(TASK DETAILS): Below are the records; pull every line that includes "colore".

EXTRACTED DATA section start

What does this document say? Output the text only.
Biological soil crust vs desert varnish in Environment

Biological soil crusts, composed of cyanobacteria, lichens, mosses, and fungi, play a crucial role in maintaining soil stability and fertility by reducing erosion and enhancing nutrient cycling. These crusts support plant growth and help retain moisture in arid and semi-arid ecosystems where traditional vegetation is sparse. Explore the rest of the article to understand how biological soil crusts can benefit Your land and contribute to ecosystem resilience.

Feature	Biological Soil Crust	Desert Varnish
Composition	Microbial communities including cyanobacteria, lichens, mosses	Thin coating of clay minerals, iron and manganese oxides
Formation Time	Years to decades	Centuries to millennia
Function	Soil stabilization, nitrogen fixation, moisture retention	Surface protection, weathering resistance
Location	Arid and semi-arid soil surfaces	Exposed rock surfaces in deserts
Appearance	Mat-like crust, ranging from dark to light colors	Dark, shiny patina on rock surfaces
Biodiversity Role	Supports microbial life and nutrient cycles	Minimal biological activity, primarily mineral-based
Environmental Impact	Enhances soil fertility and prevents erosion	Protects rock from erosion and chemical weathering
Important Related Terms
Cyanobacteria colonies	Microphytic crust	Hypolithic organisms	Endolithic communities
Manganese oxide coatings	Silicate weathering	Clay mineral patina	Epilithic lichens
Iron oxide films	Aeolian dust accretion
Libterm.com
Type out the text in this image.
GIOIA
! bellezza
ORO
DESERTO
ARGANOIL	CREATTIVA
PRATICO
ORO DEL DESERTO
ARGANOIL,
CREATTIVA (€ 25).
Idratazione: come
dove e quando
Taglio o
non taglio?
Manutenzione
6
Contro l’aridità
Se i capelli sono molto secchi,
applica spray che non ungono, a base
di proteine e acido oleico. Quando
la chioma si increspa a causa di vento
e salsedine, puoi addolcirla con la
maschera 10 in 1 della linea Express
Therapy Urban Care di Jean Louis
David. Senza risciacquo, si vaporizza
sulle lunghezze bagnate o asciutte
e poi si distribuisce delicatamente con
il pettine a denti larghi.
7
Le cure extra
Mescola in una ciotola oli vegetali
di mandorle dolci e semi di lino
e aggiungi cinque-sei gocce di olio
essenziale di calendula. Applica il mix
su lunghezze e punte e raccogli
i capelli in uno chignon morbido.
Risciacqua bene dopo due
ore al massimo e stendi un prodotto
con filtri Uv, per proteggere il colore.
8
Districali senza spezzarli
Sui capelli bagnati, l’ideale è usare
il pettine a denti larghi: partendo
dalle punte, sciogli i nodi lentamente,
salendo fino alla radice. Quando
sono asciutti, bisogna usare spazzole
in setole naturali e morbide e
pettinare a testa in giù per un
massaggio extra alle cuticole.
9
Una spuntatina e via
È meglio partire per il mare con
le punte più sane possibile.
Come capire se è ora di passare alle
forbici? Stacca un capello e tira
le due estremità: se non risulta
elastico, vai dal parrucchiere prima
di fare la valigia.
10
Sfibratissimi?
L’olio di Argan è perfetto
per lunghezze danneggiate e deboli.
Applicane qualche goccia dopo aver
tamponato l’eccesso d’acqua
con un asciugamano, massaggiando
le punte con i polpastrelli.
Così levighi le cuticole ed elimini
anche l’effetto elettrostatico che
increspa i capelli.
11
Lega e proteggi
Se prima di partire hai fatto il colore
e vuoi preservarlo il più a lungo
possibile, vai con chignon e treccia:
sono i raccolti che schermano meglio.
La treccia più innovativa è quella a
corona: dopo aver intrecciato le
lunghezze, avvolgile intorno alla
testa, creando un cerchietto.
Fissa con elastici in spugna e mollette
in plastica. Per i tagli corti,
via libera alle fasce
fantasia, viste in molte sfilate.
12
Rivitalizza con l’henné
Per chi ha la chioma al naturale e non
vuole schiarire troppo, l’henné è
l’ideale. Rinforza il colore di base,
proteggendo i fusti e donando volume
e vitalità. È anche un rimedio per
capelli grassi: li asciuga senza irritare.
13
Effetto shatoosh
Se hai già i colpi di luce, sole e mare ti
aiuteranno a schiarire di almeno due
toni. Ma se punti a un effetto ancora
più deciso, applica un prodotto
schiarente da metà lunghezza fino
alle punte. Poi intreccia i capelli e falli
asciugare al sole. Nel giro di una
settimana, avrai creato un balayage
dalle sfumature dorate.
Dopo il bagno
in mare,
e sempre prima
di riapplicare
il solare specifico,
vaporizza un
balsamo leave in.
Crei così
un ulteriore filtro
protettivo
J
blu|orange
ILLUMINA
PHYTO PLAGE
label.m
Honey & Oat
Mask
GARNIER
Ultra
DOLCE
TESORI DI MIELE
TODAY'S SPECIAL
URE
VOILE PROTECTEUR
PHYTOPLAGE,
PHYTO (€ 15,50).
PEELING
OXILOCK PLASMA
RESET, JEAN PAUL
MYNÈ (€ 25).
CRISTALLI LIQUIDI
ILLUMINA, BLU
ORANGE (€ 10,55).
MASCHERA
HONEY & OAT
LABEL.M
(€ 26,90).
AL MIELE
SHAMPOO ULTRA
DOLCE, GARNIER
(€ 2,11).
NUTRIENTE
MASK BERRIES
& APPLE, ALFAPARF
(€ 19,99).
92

EXTRACTED DATA section end

(ANSWER TO THIS PROBLEM):
con filtri Uv, per proteggere il colore.
Se prima di partire hai fatto il colore
l’ideale. Rinforza il colore di base,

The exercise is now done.